> [Source data]
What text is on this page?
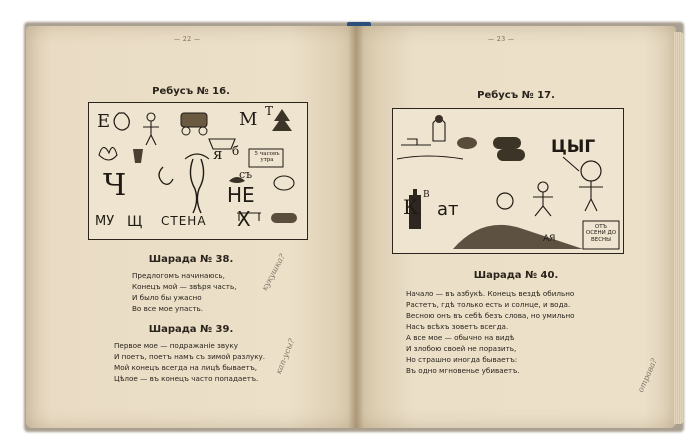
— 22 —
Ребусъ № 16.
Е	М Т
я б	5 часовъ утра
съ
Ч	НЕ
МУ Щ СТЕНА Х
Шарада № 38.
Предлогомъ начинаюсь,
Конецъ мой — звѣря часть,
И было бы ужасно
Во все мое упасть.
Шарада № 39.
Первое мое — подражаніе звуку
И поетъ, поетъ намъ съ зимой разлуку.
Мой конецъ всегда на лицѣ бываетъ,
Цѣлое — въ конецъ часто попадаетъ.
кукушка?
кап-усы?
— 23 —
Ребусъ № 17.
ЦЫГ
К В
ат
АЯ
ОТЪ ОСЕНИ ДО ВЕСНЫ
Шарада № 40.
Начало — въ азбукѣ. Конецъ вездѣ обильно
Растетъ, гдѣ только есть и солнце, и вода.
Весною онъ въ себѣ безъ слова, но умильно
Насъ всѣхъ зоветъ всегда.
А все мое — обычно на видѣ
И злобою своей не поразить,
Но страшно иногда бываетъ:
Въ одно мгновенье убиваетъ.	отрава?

> [Directive] In your copy of the listing above, reproduce each line exactly and omit all pictures.

> [Expected answer]
What text is on this page?
— 22 —
Ребусъ № 16.
Е	М Т
я б	5 часовъ утра
съ
Ч	НЕ
МУ Щ СТЕНА Х
Шарада № 38.
Предлогомъ начинаюсь,
Конецъ мой — звѣря часть,
И было бы ужасно
Во все мое упасть.
Шарада № 39.
Первое мое — подражаніе звуку
И поетъ, поетъ намъ съ зимой разлуку.
Мой конецъ всегда на лицѣ бываетъ,
Цѣлое — въ конецъ часто попадаетъ.
кукушка?
кап-усы?
— 23 —
Ребусъ № 17.
ЦЫГ
К В
ат
АЯ
ОТЪ ОСЕНИ ДО ВЕСНЫ
Шарада № 40.
Начало — въ азбукѣ. Конецъ вездѣ обильно
Растетъ, гдѣ только есть и солнце, и вода.
Весною онъ въ себѣ безъ слова, но умильно
Насъ всѣхъ зоветъ всегда.
А все мое — обычно на видѣ
И злобою своей не поразить,
Но страшно иногда бываетъ:
Въ одно мгновенье убиваетъ.	отрава?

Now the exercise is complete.